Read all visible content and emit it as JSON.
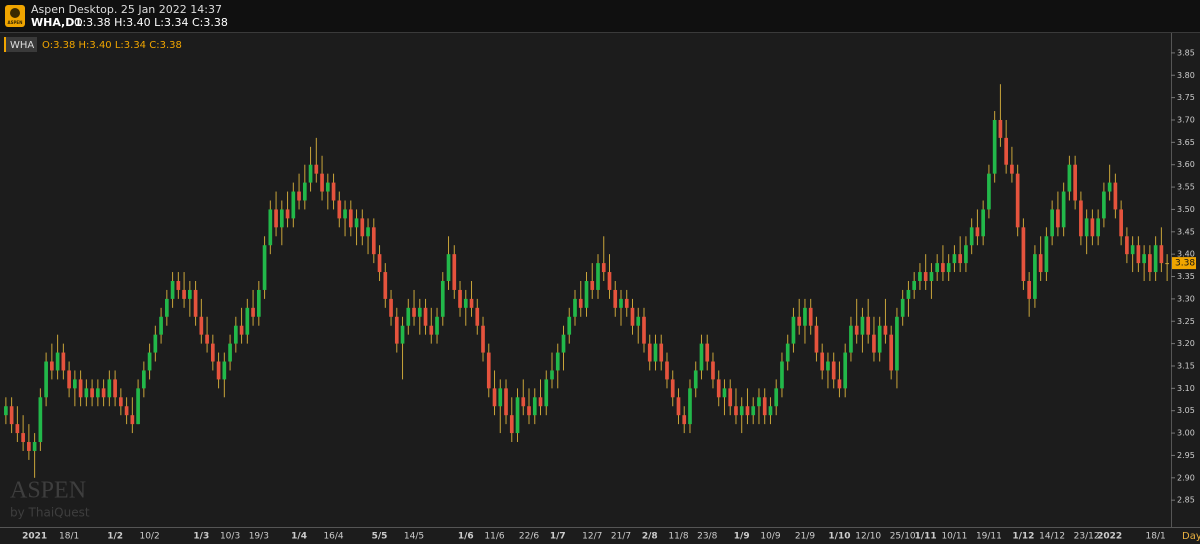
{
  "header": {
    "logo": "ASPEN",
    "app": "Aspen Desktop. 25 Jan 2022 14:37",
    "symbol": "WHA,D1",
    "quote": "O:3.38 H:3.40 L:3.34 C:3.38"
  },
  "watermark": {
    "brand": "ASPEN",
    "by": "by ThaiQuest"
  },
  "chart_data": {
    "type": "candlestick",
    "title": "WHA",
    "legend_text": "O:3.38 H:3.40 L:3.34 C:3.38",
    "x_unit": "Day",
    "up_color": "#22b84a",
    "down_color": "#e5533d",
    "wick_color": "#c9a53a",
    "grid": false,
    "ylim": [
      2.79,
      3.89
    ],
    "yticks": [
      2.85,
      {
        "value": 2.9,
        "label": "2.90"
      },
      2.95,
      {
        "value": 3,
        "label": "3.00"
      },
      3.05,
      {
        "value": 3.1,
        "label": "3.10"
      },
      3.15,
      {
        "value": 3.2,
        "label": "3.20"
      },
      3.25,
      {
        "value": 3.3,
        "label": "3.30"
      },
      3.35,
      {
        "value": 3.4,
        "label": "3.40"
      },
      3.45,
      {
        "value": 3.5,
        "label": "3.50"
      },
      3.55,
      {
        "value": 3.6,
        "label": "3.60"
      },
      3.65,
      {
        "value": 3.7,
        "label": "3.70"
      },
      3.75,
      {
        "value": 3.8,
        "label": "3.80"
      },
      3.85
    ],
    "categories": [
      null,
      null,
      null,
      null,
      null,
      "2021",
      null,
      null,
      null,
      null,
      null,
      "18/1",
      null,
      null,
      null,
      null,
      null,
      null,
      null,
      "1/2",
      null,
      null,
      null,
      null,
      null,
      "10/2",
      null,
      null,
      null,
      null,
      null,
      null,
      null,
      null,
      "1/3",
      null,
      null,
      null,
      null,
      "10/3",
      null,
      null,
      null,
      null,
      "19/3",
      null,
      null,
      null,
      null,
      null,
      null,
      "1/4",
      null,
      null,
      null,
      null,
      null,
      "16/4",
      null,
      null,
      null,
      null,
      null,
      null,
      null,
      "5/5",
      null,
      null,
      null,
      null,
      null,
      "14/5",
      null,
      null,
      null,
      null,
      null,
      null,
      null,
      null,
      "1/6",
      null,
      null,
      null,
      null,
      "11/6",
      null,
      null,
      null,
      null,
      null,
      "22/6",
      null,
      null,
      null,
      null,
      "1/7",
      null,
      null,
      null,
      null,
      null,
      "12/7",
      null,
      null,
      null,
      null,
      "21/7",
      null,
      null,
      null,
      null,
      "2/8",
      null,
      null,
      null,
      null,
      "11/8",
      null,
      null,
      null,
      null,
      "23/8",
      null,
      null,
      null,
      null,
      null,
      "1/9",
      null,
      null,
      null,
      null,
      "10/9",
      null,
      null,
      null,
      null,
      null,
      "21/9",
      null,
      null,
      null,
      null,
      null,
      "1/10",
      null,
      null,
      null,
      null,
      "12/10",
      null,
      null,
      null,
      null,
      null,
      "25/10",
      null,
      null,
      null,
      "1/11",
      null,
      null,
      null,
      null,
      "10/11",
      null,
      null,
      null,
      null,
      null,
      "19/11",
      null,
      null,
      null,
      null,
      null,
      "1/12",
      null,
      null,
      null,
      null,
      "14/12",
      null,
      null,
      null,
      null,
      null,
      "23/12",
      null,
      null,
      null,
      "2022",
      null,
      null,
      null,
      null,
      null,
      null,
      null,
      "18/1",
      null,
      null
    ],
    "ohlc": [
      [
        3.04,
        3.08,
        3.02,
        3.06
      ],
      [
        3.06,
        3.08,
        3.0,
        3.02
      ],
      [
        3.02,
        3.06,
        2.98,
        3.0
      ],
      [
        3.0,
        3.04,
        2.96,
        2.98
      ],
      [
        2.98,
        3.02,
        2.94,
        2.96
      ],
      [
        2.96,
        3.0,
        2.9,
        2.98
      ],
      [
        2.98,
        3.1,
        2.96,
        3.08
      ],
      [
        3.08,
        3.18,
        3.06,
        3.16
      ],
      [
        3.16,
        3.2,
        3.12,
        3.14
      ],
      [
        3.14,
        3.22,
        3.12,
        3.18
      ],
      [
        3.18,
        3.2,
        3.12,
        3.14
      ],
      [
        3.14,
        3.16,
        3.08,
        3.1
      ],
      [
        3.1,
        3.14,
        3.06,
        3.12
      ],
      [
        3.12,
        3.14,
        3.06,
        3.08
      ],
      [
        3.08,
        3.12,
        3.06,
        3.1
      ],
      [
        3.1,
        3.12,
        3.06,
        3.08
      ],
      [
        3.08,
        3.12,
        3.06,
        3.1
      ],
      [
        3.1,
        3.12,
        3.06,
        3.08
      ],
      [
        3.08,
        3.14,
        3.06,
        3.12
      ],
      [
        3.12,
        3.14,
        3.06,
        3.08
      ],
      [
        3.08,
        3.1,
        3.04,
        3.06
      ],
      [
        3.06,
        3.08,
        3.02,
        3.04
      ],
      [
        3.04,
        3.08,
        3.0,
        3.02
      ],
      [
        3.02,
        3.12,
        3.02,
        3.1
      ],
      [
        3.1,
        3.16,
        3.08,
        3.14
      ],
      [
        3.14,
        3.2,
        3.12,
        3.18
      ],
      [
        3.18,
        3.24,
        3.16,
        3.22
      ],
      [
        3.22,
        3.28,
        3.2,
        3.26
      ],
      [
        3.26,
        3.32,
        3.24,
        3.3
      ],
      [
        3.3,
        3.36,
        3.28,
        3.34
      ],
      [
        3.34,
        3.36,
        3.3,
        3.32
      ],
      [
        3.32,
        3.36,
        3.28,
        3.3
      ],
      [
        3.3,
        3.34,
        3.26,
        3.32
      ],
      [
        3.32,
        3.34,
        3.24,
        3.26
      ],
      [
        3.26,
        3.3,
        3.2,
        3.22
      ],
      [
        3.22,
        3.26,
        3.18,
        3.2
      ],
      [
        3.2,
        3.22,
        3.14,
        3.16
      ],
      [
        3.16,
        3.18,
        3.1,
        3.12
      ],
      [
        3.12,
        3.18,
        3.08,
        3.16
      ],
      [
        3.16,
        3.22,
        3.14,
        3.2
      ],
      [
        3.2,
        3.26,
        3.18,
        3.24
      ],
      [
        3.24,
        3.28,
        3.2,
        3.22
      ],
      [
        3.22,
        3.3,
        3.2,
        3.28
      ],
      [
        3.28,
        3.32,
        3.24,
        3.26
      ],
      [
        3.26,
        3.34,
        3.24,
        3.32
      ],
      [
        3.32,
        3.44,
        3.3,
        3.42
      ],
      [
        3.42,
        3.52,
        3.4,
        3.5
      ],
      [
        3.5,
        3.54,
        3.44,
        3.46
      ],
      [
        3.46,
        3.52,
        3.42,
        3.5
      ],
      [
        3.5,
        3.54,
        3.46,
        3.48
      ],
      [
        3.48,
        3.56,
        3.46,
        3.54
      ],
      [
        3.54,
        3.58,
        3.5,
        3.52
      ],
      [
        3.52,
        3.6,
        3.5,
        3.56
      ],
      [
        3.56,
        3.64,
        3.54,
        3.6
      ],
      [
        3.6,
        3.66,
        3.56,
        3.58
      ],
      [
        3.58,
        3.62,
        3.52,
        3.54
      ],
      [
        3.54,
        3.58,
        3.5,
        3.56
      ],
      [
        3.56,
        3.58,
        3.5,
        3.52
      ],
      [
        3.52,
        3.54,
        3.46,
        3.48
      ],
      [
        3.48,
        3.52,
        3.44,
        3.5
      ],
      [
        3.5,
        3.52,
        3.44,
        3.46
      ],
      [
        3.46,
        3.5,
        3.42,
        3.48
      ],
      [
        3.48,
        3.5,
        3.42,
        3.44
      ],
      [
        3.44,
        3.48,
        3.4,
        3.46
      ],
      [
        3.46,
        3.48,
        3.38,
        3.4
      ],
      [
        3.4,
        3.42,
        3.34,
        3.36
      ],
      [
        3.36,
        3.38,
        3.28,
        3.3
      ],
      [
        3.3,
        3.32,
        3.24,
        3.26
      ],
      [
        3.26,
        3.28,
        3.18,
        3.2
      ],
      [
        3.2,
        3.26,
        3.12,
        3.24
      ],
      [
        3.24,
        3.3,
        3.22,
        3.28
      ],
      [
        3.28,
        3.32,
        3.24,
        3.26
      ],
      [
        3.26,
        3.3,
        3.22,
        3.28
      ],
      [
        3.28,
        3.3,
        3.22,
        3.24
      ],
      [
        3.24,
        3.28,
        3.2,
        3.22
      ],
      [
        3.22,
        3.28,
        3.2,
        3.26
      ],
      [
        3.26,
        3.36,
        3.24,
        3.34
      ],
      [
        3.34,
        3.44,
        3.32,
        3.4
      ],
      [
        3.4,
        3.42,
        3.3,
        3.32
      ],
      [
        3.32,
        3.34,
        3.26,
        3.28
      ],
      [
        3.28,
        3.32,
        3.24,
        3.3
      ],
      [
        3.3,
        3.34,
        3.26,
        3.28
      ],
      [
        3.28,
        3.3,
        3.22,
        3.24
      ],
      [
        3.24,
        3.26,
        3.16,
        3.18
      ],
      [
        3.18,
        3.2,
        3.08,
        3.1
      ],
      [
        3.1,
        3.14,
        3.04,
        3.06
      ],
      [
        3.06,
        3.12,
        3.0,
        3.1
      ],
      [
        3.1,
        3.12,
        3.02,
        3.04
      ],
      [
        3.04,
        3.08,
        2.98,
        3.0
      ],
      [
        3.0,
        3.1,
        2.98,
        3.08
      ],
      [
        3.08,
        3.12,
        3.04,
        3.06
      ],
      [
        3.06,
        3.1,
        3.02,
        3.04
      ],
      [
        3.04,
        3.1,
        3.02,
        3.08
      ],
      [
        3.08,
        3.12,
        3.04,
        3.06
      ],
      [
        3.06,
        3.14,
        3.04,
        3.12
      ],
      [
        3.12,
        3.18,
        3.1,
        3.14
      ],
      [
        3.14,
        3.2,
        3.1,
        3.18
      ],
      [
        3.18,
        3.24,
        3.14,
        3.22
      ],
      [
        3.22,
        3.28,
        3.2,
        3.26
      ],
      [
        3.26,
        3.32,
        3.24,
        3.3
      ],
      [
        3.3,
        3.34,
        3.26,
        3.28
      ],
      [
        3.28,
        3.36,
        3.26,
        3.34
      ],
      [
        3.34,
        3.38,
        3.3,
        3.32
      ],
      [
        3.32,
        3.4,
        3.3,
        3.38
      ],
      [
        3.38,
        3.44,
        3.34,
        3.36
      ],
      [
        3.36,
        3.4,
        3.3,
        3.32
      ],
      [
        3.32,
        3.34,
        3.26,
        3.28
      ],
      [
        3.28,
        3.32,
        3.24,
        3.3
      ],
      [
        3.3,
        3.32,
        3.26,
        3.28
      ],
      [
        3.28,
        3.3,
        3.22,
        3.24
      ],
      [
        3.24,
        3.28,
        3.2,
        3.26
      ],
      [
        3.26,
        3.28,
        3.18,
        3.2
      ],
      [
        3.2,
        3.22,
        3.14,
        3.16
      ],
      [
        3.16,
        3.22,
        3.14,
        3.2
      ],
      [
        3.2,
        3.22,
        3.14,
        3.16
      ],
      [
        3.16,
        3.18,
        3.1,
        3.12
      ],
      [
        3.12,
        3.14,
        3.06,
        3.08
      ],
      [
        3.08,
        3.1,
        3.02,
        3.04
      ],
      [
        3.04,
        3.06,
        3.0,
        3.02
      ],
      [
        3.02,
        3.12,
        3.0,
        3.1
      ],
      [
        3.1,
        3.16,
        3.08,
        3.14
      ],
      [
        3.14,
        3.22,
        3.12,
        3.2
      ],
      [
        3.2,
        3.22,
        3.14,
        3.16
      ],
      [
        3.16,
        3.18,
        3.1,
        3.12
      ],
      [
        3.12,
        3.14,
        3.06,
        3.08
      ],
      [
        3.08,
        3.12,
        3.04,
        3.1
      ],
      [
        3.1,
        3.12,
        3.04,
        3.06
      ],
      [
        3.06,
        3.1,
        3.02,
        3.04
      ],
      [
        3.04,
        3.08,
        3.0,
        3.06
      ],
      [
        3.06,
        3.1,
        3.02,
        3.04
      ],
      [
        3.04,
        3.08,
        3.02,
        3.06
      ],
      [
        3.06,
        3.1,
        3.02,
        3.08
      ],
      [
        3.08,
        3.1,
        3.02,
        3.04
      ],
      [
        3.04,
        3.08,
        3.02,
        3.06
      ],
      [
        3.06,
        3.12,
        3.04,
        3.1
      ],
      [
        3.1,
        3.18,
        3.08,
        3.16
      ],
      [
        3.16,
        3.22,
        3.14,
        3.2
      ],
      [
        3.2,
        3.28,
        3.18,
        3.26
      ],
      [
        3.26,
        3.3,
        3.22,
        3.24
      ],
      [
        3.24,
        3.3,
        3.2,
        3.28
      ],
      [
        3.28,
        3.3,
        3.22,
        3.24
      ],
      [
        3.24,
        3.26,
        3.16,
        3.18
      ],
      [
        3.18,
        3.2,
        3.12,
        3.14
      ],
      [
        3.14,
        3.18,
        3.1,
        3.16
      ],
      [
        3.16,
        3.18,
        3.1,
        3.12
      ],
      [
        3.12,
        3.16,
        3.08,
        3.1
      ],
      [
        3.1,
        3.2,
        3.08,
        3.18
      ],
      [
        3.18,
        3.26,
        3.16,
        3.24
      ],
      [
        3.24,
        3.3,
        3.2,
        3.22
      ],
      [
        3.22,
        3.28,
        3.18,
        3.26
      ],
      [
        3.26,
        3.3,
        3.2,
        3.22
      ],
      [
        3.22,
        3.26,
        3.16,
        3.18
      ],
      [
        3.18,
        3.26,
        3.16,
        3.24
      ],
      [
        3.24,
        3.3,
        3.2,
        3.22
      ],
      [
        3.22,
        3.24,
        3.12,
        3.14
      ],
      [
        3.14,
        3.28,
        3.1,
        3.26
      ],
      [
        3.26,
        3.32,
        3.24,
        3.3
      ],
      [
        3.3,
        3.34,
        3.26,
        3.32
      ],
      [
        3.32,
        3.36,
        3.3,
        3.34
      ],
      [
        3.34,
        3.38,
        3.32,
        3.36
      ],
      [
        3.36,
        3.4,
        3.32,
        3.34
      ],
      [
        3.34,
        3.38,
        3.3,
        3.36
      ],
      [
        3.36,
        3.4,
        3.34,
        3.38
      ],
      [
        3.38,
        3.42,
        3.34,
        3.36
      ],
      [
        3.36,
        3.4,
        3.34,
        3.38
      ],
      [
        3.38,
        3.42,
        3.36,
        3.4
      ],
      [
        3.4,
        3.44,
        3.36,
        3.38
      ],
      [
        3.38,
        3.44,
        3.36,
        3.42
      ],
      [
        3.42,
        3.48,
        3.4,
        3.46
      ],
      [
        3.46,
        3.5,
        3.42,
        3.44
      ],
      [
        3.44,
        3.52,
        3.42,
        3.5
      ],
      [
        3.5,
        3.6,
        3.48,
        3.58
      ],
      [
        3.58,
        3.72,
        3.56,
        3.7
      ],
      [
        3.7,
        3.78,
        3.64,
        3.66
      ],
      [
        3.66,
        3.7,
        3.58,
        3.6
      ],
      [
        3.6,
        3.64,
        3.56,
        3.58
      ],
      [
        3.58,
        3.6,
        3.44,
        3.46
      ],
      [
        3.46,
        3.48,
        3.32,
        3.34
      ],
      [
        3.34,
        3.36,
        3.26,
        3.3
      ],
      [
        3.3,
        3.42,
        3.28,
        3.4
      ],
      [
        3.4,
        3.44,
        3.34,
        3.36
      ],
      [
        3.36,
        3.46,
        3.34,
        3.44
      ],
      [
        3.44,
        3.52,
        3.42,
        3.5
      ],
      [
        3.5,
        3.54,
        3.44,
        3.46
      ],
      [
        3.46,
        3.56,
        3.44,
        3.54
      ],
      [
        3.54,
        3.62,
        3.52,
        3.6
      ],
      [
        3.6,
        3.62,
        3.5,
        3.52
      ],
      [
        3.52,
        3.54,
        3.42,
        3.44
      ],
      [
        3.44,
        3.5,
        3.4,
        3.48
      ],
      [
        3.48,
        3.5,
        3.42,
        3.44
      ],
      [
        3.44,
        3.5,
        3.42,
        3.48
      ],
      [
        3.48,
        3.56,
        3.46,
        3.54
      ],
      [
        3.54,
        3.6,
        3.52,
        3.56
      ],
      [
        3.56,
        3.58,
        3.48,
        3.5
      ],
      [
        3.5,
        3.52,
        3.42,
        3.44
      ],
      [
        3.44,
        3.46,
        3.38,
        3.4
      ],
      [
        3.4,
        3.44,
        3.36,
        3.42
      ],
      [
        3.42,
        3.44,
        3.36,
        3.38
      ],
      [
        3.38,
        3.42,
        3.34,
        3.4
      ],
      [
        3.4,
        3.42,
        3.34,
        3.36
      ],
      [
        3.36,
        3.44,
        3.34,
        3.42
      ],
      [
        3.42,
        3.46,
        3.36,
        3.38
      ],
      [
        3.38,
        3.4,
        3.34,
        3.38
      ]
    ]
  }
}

SET EXERCISE:
Copy every line of the records above that holds the word "label".

ANSWER TO THE TASK:
        "label": "2.90"
        "label": "3.00"
        "label": "3.10"
        "label": "3.20"
        "label": "3.30"
        "label": "3.40"
        "label": "3.50"
        "label": "3.60"
        "label": "3.70"
        "label": "3.80"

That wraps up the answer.